**What to produce:** Copy the records below exactly, from the line containing "Extract all readable text from this page." through the last line, and leave out every picture.

Start of Exercise input

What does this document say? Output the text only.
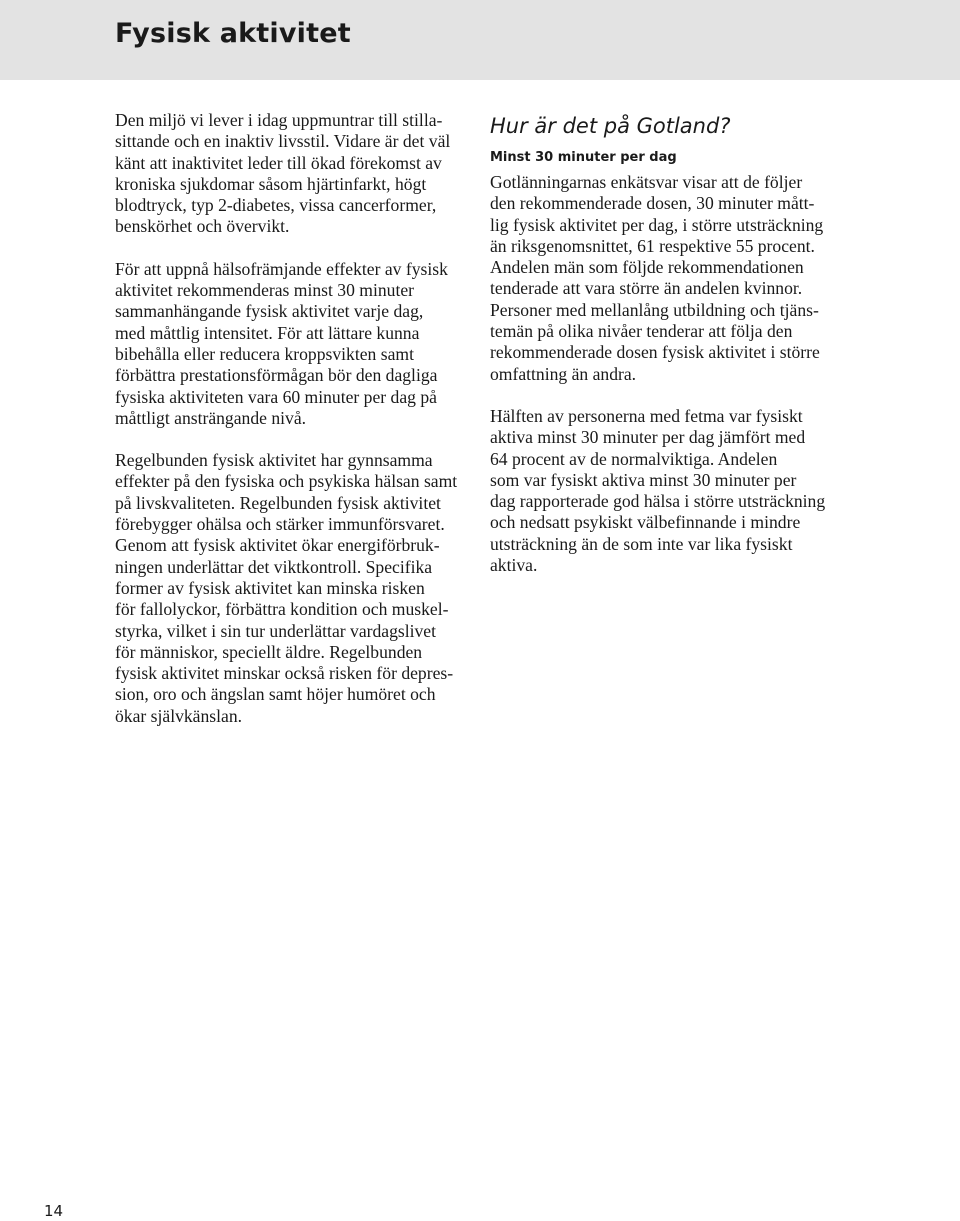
Fysisk aktivitet

Den miljö vi lever i idag uppmuntrar till stilla-
sittande och en inaktiv livsstil. Vidare är det väl
känt att inaktivitet leder till ökad förekomst av
kroniska sjukdomar såsom hjärtinfarkt, högt
blodtryck, typ 2-diabetes, vissa cancerformer,
benskörhet och övervikt.

För att uppnå hälsofrämjande effekter av fysisk
aktivitet rekommenderas minst 30 minuter
sammanhängande fysisk aktivitet varje dag,
med måttlig intensitet. För att lättare kunna
bibehålla eller reducera kroppsvikten samt
förbättra prestationsförmågan bör den dagliga
fysiska aktiviteten vara 60 minuter per dag på
måttligt ansträngande nivå.

Regelbunden fysisk aktivitet har gynnsamma
effekter på den fysiska och psykiska hälsan samt
på livskvaliteten. Regelbunden fysisk aktivitet
förebygger ohälsa och stärker immunförsvaret.
Genom att fysisk aktivitet ökar energiförbruk-
ningen underlättar det viktkontroll. Specifika
former av fysisk aktivitet kan minska risken
för fallolyckor, förbättra kondition och muskel-
styrka, vilket i sin tur underlättar vardagslivet
för människor, speciellt äldre. Regelbunden
fysisk aktivitet minskar också risken för depres-
sion, oro och ängslan samt höjer humöret och
ökar självkänslan.

Hur är det på Gotland?
Minst 30 minuter per dag

Gotlänningarnas enkätsvar visar att de följer
den rekommenderade dosen, 30 minuter mått-
lig fysisk aktivitet per dag, i större utsträckning
än riksgenomsnittet, 61 respektive 55 procent.
Andelen män som följde rekommendationen
tenderade att vara större än andelen kvinnor.
Personer med mellanlång utbildning och tjäns-
temän på olika nivåer tenderar att följa den
rekommenderade dosen fysisk aktivitet i större
omfattning än andra.

Hälften av personerna med fetma var fysiskt
aktiva minst 30 minuter per dag jämfört med
64 procent av de normalviktiga. Andelen
som var fysiskt aktiva minst 30 minuter per
dag rapporterade god hälsa i större utsträckning
och nedsatt psykiskt välbefinnande i mindre
utsträckning än de som inte var lika fysiskt
aktiva.

14
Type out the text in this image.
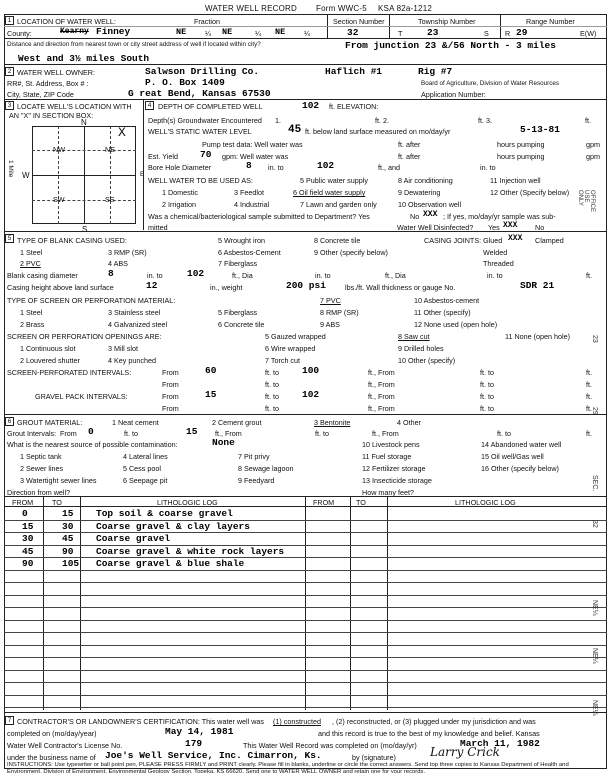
WATER WELL RECORD Form WWC-5 KSA 82a-1212
1 LOCATION OF WATER WELL:
County:	Kearny Finney
Fraction
NE	¼ NE	¼ NE	¼
Section Number
32
Township Number
T	23	S
Range Number
R 29	E(W)
Distance and direction from nearest town or city street address of well if located within city?	From junction 23 &/56 North - 3 miles
West and 3½ miles South
2 WATER WELL OWNER:	Salwson Drilling Co.	Haflich #1	Rig #7
RR#, St. Address, Box # :	P. O. Box 1409	Board of Agriculture, Division of Water Resources
City, State, ZIP Code	G reat Bend, Kansas 67530	Application Number:
3 LOCATE WELL'S LOCATION WITH
AN "X" IN SECTION BOX:
N
S
E
W
NW	NE
SW	SE
X
1 Mile
4 DEPTH OF COMPLETED WELL	102 ft. ELEVATION:
Depth(s) Groundwater Encountered 1.	ft. 2.	ft. 3.	ft.
WELL'S STATIC WATER LEVEL	45 ft. below land surface measured on mo/day/yr	5-13-81
Pump test data: Well water was	ft. after	hours pumping	gpm
Est. Yield 70 gpm: Well water was	ft. after	hours pumping	gpm
Bore Hole Diameter	8 in. to	102	ft., and	in. to
WELL WATER TO BE USED AS:
1 Domestic
2 Irrigation
3 Feedlot
4 Industrial
5 Public water supply
6 Oil field water supply
7 Lawn and garden only
8 Air conditioning
9 Dewatering
10 Observation well
11 Injection well
12 Other (Specify below)
Was a chemical/bacteriological sample submitted to Department? Yes	No XXX ; If yes, mo/day/yr sample was sub-
mitted	Water Well Disinfected? Yes XXX No
5 TYPE OF BLANK CASING USED:
1 Steel
2 PVC
3 RMP (SR)
4 ABS
5 Wrought iron
6 Asbestos-Cement
7 Fiberglass
8 Concrete tile
9 Other (specify below)
CASING JOINTS: Glued XXX Clamped
Welded
Threaded
Blank casing diameter	8	in. to	102	ft., Dia	in. to	ft., Dia	in. to	ft.
Casing height above land surface	12	in., weight	200 psi	lbs./ft. Wall thickness or gauge No.	SDR 21
TYPE OF SCREEN OR PERFORATION MATERIAL:
1 Steel
2 Brass
3 Stainless steel
4 Galvanized steel
5 Fiberglass
6 Concrete tile
7 PVC
8 RMP (SR)
9 ABS
10 Asbestos-cement
11 Other (specify)
12 None used (open hole)
SCREEN OR PERFORATION OPENINGS ARE:
1 Continuous slot
2 Louvered shutter
3 Mill slot
4 Key punched
5 Gauzed wrapped
6 Wire wrapped
7 Torch cut
8 Saw cut
9 Drilled holes
10 Other (specify)
11 None (open hole)
SCREEN-PERFORATED INTERVALS:	From	60	ft. to 100	ft., From	ft. to	ft.
From	ft. to	ft., From	ft. to	ft.
GRAVEL PACK INTERVALS:	From	15	ft. to 102	ft., From	ft. to	ft.
From	ft. to	ft., From	ft. to	ft.
6 GROUT MATERIAL:	1 Neat cement	2 Cement grout	3 Bentonite	4 Other
Grout Intervals: From 0	ft. to	15 ft., From	ft. to	ft., From	ft. to	ft.
What is the nearest source of possible contamination:	None
1 Septic tank
2 Sewer lines
3 Watertight sewer lines
4 Lateral lines
5 Cess pool
6 Seepage pit
7 Pit privy
8 Sewage lagoon
9 Feedyard
10 Livestock pens
11 Fuel storage
12 Fertilizer storage
13 Insecticide storage
14 Abandoned water well
15 Oil well/Gas well
16 Other (specify below)
Direction from well?	How many feet?
FROM	TO	LITHOLOGIC LOG	FROM	TO	LITHOLOGIC LOG
0	15 Top soil & coarse gravel
15	30 Coarse gravel & clay layers
30	45 Coarse gravel
45	90 Coarse gravel & white rock layers
90	105 Coarse gravel & blue shale
7 CONTRACTOR'S OR LANDOWNER'S CERTIFICATION: This water well was (1) constructed , (2) reconstructed, or (3) plugged under my jurisdiction and was
completed on (mo/day/year)	May 14, 1981	and this record is true to the best of my knowledge and belief. Kansas
Water Well Contractor's License No.	179	This Water Well Record was completed on (mo/day/yr)	March 11, 1982
under the business name of Joe's Well Service, Inc. Cimarron, Ks.	by (signature)	Larry Crick
INSTRUCTIONS: Use typewriter or ball point pen, PLEASE PRESS FIRMLY and PRINT clearly. Please fill in blanks, underline or circle the correct answers. Send top three copies to Kansas Department of Health and Environment, Division of Environment, Environmental Geology Section, Topeka, KS 66620. Send one to WATER WELL OWNER and retain one for your records.
OFFICE USE ONLY
23
29
SEC.
32
NE¼
NE¼
NE¼
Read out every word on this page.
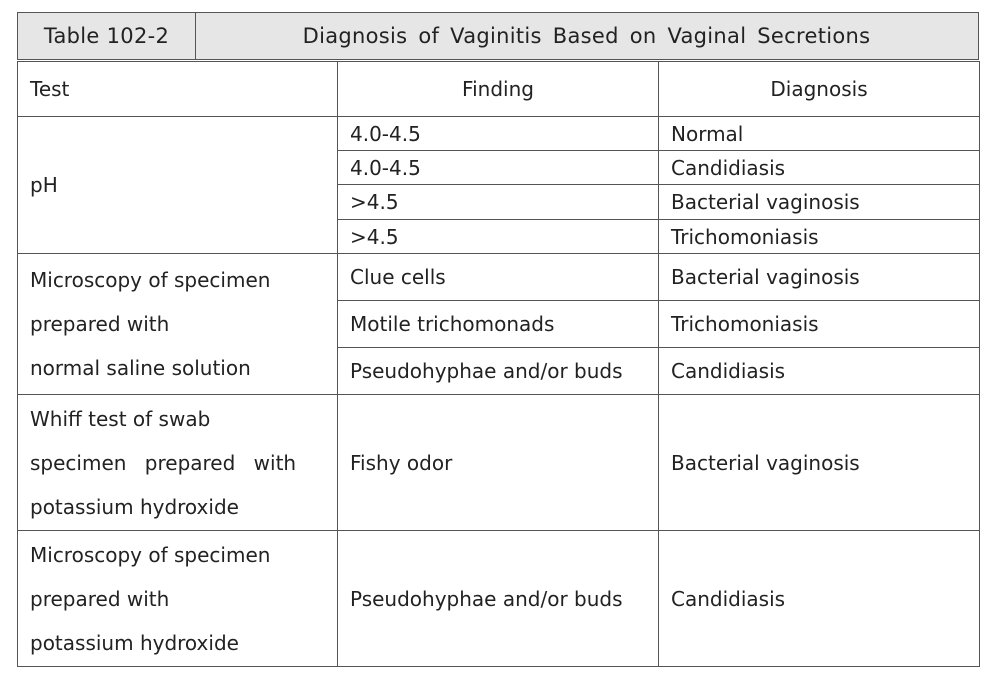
Table 102-2	Diagnosis of Vaginitis Based on Vaginal Secretions
Test	Finding	Diagnosis
pH	4.0-4.5	Normal
	4.0-4.5	Candidiasis
	>4.5	Bacterial vaginosis
	>4.5	Trichomoniasis

Microscopy of specimen
prepared with
normal saline solution	Clue cells	Bacterial vaginosis
	Motile trichomonads	Trichomoniasis
	Pseudohyphae and/or buds	Candidiasis

Whiff test of swab
specimen prepared with
potassium hydroxide	Fishy odor	Bacterial vaginosis

Microscopy of specimen
prepared with
potassium hydroxide	Pseudohyphae and/or buds	Candidiasis
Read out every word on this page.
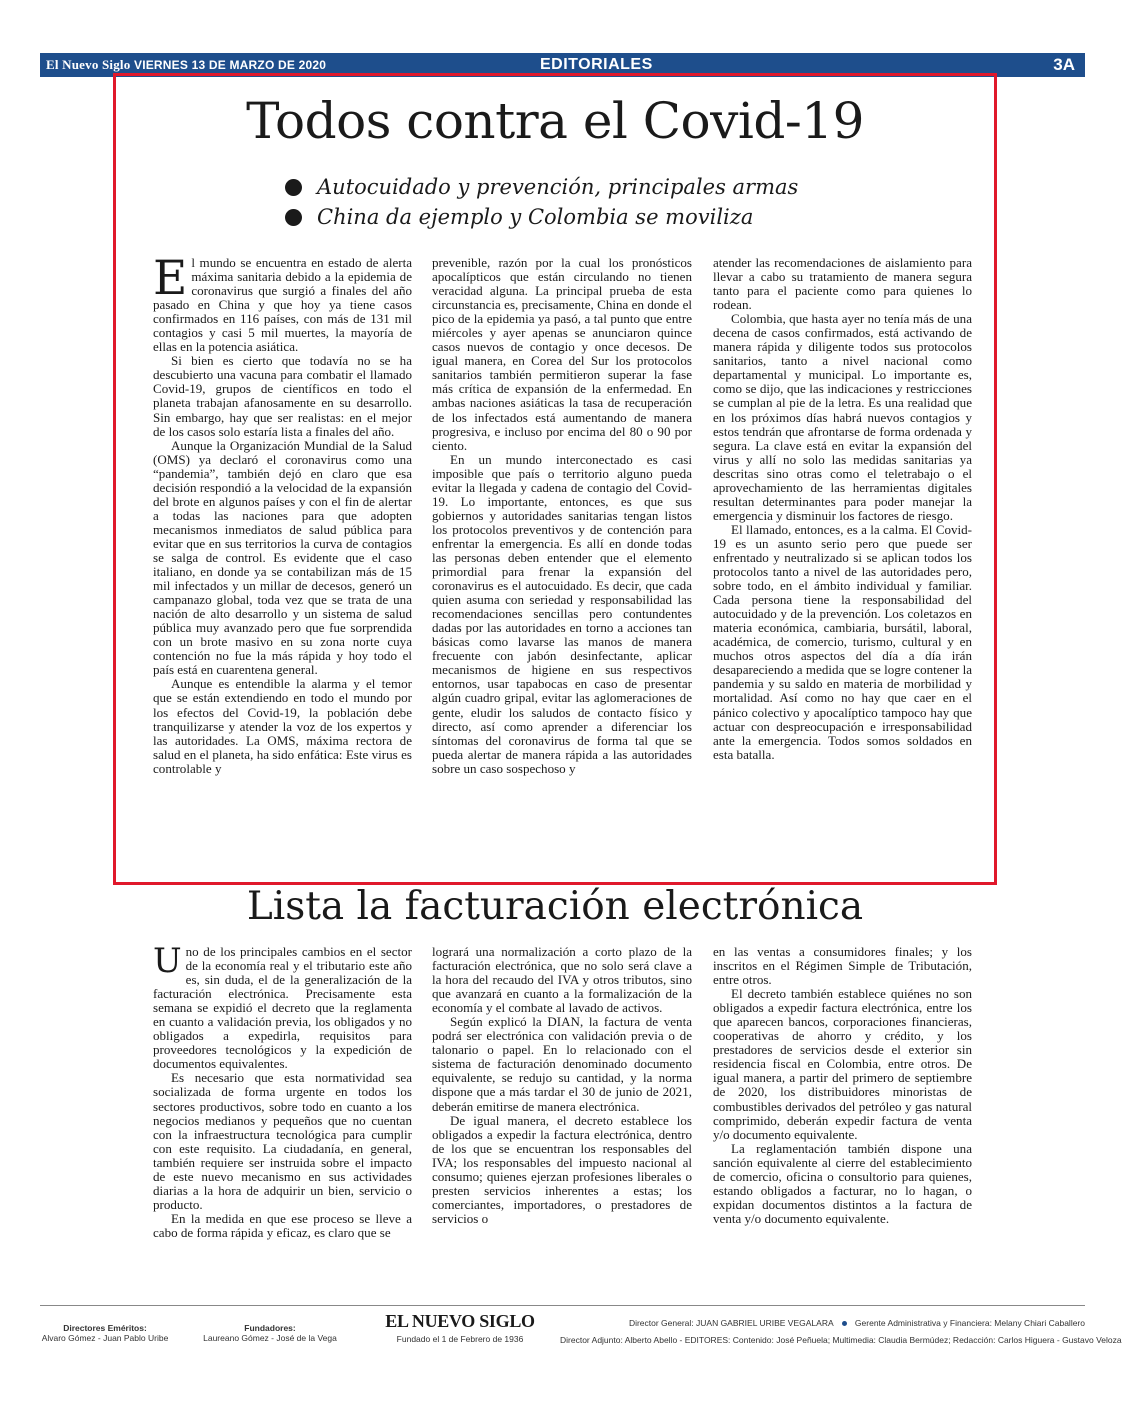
El Nuevo Siglo VIERNES 13 DE MARZO DE 2020	EDITORIALES	3A
Todos contra el Covid-19
Autocuidado y prevención, principales armas
China da ejemplo y Colombia se moviliza

El mundo se encuentra en estado de alerta máxima sanitaria debido a la epidemia de coronavirus que surgió a finales del año pasado en China y que hoy ya tiene casos confirmados en 116 países, con más de 131 mil contagios y casi 5 mil muertes, la mayoría de ellas en la potencia asiática.

Si bien es cierto que todavía no se ha descubierto una vacuna para combatir el llamado Covid-19, grupos de científicos en todo el planeta trabajan afanosamente en su desarrollo. Sin embargo, hay que ser realistas: en el mejor de los casos solo estaría lista a finales del año.

Aunque la Organización Mundial de la Salud (OMS) ya declaró el coronavirus como una “pandemia”, también dejó en claro que esa decisión respondió a la velocidad de la expansión del brote en algunos países y con el fin de alertar a todas las naciones para que adopten mecanismos inmediatos de salud pública para evitar que en sus territorios la curva de contagios se salga de control. Es evidente que el caso italiano, en donde ya se contabilizan más de 15 mil infectados y un millar de decesos, generó un campanazo global, toda vez que se trata de una nación de alto desarrollo y un sistema de salud pública muy avanzado pero que fue sorprendida con un brote masivo en su zona norte cuya contención no fue la más rápida y hoy todo el país está en cuarentena general.

Aunque es entendible la alarma y el temor que se están extendiendo en todo el mundo por los efectos del Covid-19, la población debe tranquilizarse y atender la voz de los expertos y las autoridades. La OMS, máxima rectora de salud en el planeta, ha sido enfática: Este virus es controlable y

prevenible, razón por la cual los pronósticos apocalípticos que están circulando no tienen veracidad alguna. La principal prueba de esta circunstancia es, precisamente, China en donde el pico de la epidemia ya pasó, a tal punto que entre miércoles y ayer apenas se anunciaron quince casos nuevos de contagio y once decesos. De igual manera, en Corea del Sur los protocolos sanitarios también permitieron superar la fase más crítica de expansión de la enfermedad. En ambas naciones asiáticas la tasa de recuperación de los infectados está aumentando de manera progresiva, e incluso por encima del 80 o 90 por ciento.

En un mundo interconectado es casi imposible que país o territorio alguno pueda evitar la llegada y cadena de contagio del Covid-19. Lo importante, entonces, es que sus gobiernos y autoridades sanitarias tengan listos los protocolos preventivos y de contención para enfrentar la emergencia. Es allí en donde todas las personas deben entender que el elemento primordial para frenar la expansión del coronavirus es el autocuidado. Es decir, que cada quien asuma con seriedad y responsabilidad las recomendaciones sencillas pero contundentes dadas por las autoridades en torno a acciones tan básicas como lavarse las manos de manera frecuente con jabón desinfectante, aplicar mecanismos de higiene en sus respectivos entornos, usar tapabocas en caso de presentar algún cuadro gripal, evitar las aglomeraciones de gente, eludir los saludos de contacto físico y directo, así como aprender a diferenciar los síntomas del coronavirus de forma tal que se pueda alertar de manera rápida a las autoridades sobre un caso sospechoso y

atender las recomendaciones de aislamiento para llevar a cabo su tratamiento de manera segura tanto para el paciente como para quienes lo rodean.

Colombia, que hasta ayer no tenía más de una decena de casos confirmados, está activando de manera rápida y diligente todos sus protocolos sanitarios, tanto a nivel nacional como departamental y municipal. Lo importante es, como se dijo, que las indicaciones y restricciones se cumplan al pie de la letra. Es una realidad que en los próximos días habrá nuevos contagios y estos tendrán que afrontarse de forma ordenada y segura. La clave está en evitar la expansión del virus y allí no solo las medidas sanitarias ya descritas sino otras como el teletrabajo o el aprovechamiento de las herramientas digitales resultan determinantes para poder manejar la emergencia y disminuir los factores de riesgo.

El llamado, entonces, es a la calma. El Covid-19 es un asunto serio pero que puede ser enfrentado y neutralizado si se aplican todos los protocolos tanto a nivel de las autoridades pero, sobre todo, en el ámbito individual y familiar. Cada persona tiene la responsabilidad del autocuidado y de la prevención. Los coletazos en materia económica, cambiaria, bursátil, laboral, académica, de comercio, turismo, cultural y en muchos otros aspectos del día a día irán desapareciendo a medida que se logre contener la pandemia y su saldo en materia de morbilidad y mortalidad. Así como no hay que caer en el pánico colectivo y apocalíptico tampoco hay que actuar con despreocupación e irresponsabilidad ante la emergencia. Todos somos soldados en esta batalla.

Lista la facturación electrónica

Uno de los principales cambios en el sector de la economía real y el tributario este año es, sin duda, el de la generalización de la facturación electrónica. Precisamente esta semana se expidió el decreto que la reglamenta en cuanto a validación previa, los obligados y no obligados a expedirla, requisitos para proveedores tecnológicos y la expedición de documentos equivalentes.

Es necesario que esta normatividad sea socializada de forma urgente en todos los sectores productivos, sobre todo en cuanto a los negocios medianos y pequeños que no cuentan con la infraestructura tecnológica para cumplir con este requisito. La ciudadanía, en general, también requiere ser instruida sobre el impacto de este nuevo mecanismo en sus actividades diarias a la hora de adquirir un bien, servicio o producto.

En la medida en que ese proceso se lleve a cabo de forma rápida y eficaz, es claro que se

logrará una normalización a corto plazo de la facturación electrónica, que no solo será clave a la hora del recaudo del IVA y otros tributos, sino que avanzará en cuanto a la formalización de la economía y el combate al lavado de activos.

Según explicó la DIAN, la factura de venta podrá ser electrónica con validación previa o de talonario o papel. En lo relacionado con el sistema de facturación denominado documento equivalente, se redujo su cantidad, y la norma dispone que a más tardar el 30 de junio de 2021, deberán emitirse de manera electrónica.

De igual manera, el decreto establece los obligados a expedir la factura electrónica, dentro de los que se encuentran los responsables del IVA; los responsables del impuesto nacional al consumo; quienes ejerzan profesiones liberales o presten servicios inherentes a estas; los comerciantes, importadores, o prestadores de servicios o

en las ventas a consumidores finales; y los inscritos en el Régimen Simple de Tributación, entre otros.

El decreto también establece quiénes no son obligados a expedir factura electrónica, entre los que aparecen bancos, corporaciones financieras, cooperativas de ahorro y crédito, y los prestadores de servicios desde el exterior sin residencia fiscal en Colombia, entre otros. De igual manera, a partir del primero de septiembre de 2020, los distribuidores minoristas de combustibles derivados del petróleo y gas natural comprimido, deberán expedir factura de venta y/o documento equivalente.

La reglamentación también dispone una sanción equivalente al cierre del establecimiento de comercio, oficina o consultorio para quienes, estando obligados a facturar, no lo hagan, o expidan documentos distintos a la factura de venta y/o documento equivalente.

Directores Eméritos:
Alvaro Gómez - Juan Pablo Uribe
Fundadores:
Laureano Gómez - José de la Vega
EL NUEVO SIGLO
Fundado el 1 de Febrero de 1936
Director General: JUAN GABRIEL URIBE VEGALARA	Gerente Administrativa y Financiera: Melany Chiari Caballero
Director Adjunto: Alberto Abello - EDITORES: Contenido: José Peñuela; Multimedia: Claudia Bermúdez; Redacción: Carlos Higuera - Gustavo Veloza
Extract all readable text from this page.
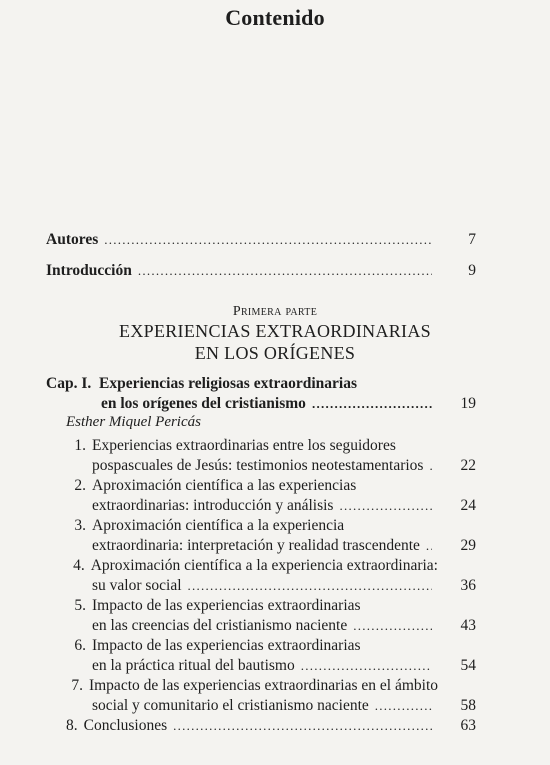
Contenido
Autores . . .	7
Introducción . . .	9
Primera parte
EXPERIENCIAS EXTRAORDINARIAS
EN LOS ORÍGENES
Cap. I.
Experiencias religiosas extraordinarias
en los orígenes del cristianismo . . .	19
Esther Miquel Pericás
1. Experiencias extraordinarias entre los seguidores
pospascuales de Jesús: testimonios neotestamentarios . . .	22
2. Aproximación científica a las experiencias
extraordinarias: introducción y análisis . . .	24
3. Aproximación científica a la experiencia
extraordinaria: interpretación y realidad trascendente . . .	29
4. Aproximación científica a la experiencia extraordinaria:
su valor social . . .	36
5. Impacto de las experiencias extraordinarias
en las creencias del cristianismo naciente . . .	43
6. Impacto de las experiencias extraordinarias
en la práctica ritual del bautismo . . .	54
7. Impacto de las experiencias extraordinarias en el ámbito
social y comunitario el cristianismo naciente . . .	58
8. Conclusiones . . .	63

End of Exercise input

**Answer to this exercise:**
Extract all readable text from this page.
Contenido
Autores . . .	7
Introducción . . .	9
Primera parte
EXPERIENCIAS EXTRAORDINARIAS
EN LOS ORÍGENES
Cap. I.
Experiencias religiosas extraordinarias
en los orígenes del cristianismo . . .	19
Esther Miquel Pericás
1. Experiencias extraordinarias entre los seguidores
pospascuales de Jesús: testimonios neotestamentarios . . .	22
2. Aproximación científica a las experiencias
extraordinarias: introducción y análisis . . .	24
3. Aproximación científica a la experiencia
extraordinaria: interpretación y realidad trascendente . . .	29
4. Aproximación científica a la experiencia extraordinaria:
su valor social . . .	36
5. Impacto de las experiencias extraordinarias
en las creencias del cristianismo naciente . . .	43
6. Impacto de las experiencias extraordinarias
en la práctica ritual del bautismo . . .	54
7. Impacto de las experiencias extraordinarias en el ámbito
social y comunitario el cristianismo naciente . . .	58
8. Conclusiones . . .	63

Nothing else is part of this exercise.